**WHAT THE TASK REQUIRES:** Only a number is expected: how many lines in the data below contain the word "idea".

**Records:**
========================

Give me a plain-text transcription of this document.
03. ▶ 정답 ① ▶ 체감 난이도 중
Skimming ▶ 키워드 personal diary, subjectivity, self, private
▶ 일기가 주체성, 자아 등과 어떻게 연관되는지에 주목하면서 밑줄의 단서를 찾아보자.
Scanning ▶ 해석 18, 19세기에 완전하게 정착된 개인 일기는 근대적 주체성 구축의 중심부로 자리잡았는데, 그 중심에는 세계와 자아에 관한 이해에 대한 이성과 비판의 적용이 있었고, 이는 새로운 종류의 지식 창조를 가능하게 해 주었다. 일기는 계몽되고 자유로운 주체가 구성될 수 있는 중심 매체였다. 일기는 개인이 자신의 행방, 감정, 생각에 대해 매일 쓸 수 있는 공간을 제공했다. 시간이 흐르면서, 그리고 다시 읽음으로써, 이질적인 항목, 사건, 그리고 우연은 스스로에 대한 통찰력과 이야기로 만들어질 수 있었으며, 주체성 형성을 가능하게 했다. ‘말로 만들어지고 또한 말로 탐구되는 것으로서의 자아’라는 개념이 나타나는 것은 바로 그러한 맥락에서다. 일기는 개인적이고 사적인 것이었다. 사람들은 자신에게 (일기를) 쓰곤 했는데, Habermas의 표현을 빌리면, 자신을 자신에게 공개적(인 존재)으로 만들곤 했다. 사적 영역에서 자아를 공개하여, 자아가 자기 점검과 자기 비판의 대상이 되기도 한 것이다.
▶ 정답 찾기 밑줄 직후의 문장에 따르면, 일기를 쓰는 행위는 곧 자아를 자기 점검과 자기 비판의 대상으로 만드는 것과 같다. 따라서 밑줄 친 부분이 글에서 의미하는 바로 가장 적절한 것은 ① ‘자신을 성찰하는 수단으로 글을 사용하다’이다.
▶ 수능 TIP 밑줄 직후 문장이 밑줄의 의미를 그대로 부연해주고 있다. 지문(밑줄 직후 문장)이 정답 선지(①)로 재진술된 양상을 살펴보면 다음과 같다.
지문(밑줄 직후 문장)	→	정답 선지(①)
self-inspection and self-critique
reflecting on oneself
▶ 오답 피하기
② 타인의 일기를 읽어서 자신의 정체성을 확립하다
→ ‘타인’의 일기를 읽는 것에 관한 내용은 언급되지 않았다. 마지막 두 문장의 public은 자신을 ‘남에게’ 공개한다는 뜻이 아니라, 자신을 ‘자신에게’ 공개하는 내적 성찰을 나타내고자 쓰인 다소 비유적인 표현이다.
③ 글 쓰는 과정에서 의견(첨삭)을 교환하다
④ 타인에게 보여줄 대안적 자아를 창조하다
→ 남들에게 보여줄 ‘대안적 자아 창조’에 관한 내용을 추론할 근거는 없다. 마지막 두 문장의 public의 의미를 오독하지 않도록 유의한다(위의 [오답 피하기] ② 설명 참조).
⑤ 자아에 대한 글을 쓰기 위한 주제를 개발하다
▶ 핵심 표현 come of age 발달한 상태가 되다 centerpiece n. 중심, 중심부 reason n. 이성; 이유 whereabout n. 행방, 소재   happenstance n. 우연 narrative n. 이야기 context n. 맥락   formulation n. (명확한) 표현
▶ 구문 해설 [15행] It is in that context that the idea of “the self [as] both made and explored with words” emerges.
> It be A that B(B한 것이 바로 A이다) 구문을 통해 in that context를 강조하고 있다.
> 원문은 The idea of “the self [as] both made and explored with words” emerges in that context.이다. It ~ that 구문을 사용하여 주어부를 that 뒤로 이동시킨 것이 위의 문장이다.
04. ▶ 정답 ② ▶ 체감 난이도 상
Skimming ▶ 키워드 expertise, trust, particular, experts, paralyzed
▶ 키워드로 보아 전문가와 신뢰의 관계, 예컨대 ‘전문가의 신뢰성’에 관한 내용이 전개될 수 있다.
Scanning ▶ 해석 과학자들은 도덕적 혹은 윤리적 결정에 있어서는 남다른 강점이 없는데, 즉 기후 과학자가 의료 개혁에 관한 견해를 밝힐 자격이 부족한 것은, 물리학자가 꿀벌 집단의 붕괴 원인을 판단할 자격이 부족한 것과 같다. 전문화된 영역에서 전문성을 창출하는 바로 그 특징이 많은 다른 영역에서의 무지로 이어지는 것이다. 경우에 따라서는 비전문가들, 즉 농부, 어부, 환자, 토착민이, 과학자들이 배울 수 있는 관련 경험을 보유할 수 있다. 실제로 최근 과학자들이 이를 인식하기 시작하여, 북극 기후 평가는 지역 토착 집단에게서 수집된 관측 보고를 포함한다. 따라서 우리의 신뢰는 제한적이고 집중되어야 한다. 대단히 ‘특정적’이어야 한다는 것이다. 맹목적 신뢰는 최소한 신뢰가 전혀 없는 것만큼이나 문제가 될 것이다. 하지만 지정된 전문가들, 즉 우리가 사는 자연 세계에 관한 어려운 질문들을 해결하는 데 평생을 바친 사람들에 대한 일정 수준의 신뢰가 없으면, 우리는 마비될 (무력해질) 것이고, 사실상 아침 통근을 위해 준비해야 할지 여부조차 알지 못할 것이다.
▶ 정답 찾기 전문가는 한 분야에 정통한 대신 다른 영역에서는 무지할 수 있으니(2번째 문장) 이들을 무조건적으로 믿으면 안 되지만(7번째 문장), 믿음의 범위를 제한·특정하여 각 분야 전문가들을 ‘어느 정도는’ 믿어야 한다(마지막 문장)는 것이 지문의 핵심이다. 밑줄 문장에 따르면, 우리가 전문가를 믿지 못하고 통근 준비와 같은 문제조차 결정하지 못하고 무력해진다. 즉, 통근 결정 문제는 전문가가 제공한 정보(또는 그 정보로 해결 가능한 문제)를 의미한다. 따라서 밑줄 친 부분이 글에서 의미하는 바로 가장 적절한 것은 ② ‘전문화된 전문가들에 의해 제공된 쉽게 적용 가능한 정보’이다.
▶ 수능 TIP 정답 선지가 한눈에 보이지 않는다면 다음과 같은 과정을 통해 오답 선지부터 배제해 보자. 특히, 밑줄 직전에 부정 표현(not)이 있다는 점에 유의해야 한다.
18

========================

**SOLUTION BELOW:** 2